Do this:
Looking at the listing beneath, work out how many lines hold "matrix" and report only that figure.

Given records:
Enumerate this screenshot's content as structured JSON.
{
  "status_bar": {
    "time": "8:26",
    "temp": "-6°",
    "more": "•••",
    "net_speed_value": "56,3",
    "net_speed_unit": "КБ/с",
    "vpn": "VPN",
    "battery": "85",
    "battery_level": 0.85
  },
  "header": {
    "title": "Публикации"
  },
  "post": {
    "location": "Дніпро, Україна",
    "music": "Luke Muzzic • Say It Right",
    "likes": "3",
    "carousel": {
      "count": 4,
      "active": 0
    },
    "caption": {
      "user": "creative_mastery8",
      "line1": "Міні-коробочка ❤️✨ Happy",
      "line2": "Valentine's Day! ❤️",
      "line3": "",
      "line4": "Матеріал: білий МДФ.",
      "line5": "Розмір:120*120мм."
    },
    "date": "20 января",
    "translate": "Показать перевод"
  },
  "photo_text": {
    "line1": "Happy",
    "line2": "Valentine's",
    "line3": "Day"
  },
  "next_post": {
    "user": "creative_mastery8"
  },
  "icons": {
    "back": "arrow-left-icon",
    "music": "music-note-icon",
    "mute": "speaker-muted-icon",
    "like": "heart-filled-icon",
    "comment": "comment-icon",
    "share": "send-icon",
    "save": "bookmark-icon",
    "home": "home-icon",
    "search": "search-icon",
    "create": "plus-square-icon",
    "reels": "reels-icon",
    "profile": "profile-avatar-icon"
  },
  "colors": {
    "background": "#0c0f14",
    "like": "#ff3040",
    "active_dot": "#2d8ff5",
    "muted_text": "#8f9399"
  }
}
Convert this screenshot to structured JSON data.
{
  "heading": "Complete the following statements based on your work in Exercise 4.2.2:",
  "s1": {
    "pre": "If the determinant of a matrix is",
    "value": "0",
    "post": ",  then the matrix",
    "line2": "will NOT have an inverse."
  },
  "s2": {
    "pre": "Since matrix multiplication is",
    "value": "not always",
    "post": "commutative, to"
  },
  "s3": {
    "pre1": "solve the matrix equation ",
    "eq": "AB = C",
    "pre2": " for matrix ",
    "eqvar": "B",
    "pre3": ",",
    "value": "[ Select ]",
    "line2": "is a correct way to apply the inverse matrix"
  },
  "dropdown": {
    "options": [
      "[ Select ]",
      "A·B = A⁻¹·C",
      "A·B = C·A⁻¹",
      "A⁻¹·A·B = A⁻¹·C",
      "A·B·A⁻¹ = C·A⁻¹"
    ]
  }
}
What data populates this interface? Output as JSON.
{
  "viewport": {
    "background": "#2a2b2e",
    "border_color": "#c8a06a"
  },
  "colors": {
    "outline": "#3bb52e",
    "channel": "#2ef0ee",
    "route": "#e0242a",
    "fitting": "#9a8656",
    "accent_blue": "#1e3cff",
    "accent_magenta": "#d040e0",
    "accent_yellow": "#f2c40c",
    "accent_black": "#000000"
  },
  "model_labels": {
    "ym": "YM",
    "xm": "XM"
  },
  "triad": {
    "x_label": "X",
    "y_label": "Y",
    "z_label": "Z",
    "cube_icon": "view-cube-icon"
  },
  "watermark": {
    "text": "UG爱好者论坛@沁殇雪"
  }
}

Written reply:
6